Extracted data —

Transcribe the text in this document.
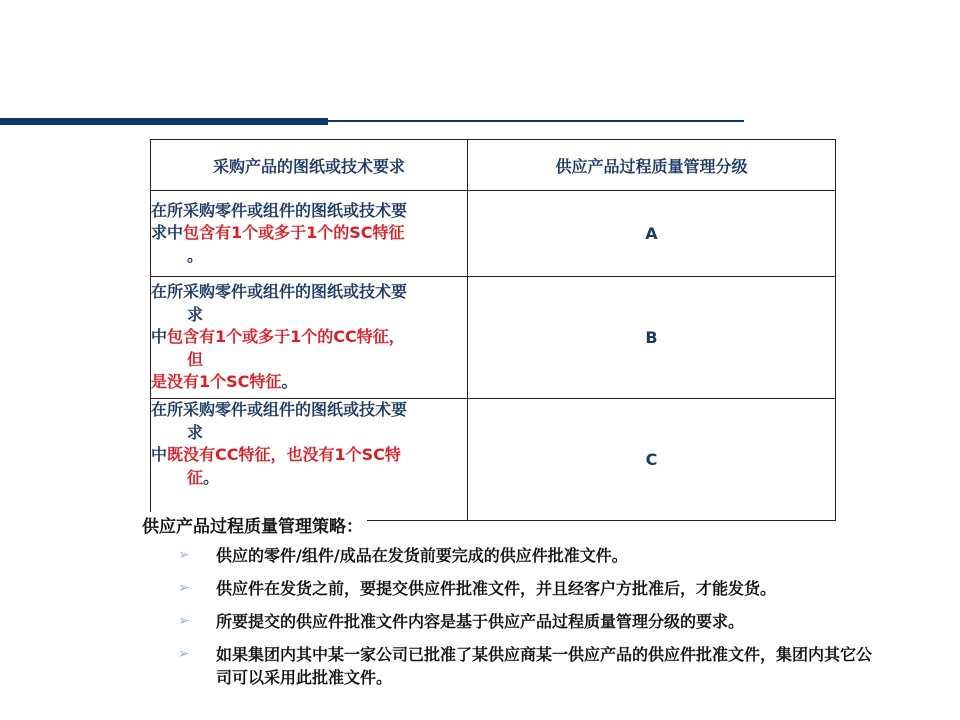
采购产品的图纸或技术要求	供应产品过程质量管理分级

在所采购零件或组件的图纸或技术要
求中包含有1个或多于1个的SC特征
。	A

在所采购零件或组件的图纸或技术要
求
中包含有1个或多于1个的CC特征，
但
是没有1个SC特征。	B

在所采购零件或组件的图纸或技术要
求
中既没有CC特征，也没有1个SC特
征。	C
供应产品过程质量管理策略：
➢ 供应的零件/组件/成品在发货前要完成的供应件批准文件。
➢ 供应件在发货之前，要提交供应件批准文件，并且经客户方批准后，才能发货。
➢ 所要提交的供应件批准文件内容是基于供应产品过程质量管理分级的要求。
➢ 如果集团内其中某一家公司已批准了某供应商某一供应产品的供应件批准文件，集团内其它公司可以采用此批准文件。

Task goal — Write out each entry exactly as given, but skip the pictures.

Expected output —
Transcribe the text in this document.
采购产品的图纸或技术要求	供应产品过程质量管理分级

在所采购零件或组件的图纸或技术要
求中包含有1个或多于1个的SC特征
。	A

在所采购零件或组件的图纸或技术要
求
中包含有1个或多于1个的CC特征，
但
是没有1个SC特征。	B

在所采购零件或组件的图纸或技术要
求
中既没有CC特征，也没有1个SC特
征。	C
供应产品过程质量管理策略：
➢ 供应的零件/组件/成品在发货前要完成的供应件批准文件。
➢ 供应件在发货之前，要提交供应件批准文件，并且经客户方批准后，才能发货。
➢ 所要提交的供应件批准文件内容是基于供应产品过程质量管理分级的要求。
➢ 如果集团内其中某一家公司已批准了某供应商某一供应产品的供应件批准文件，集团内其它公司可以采用此批准文件。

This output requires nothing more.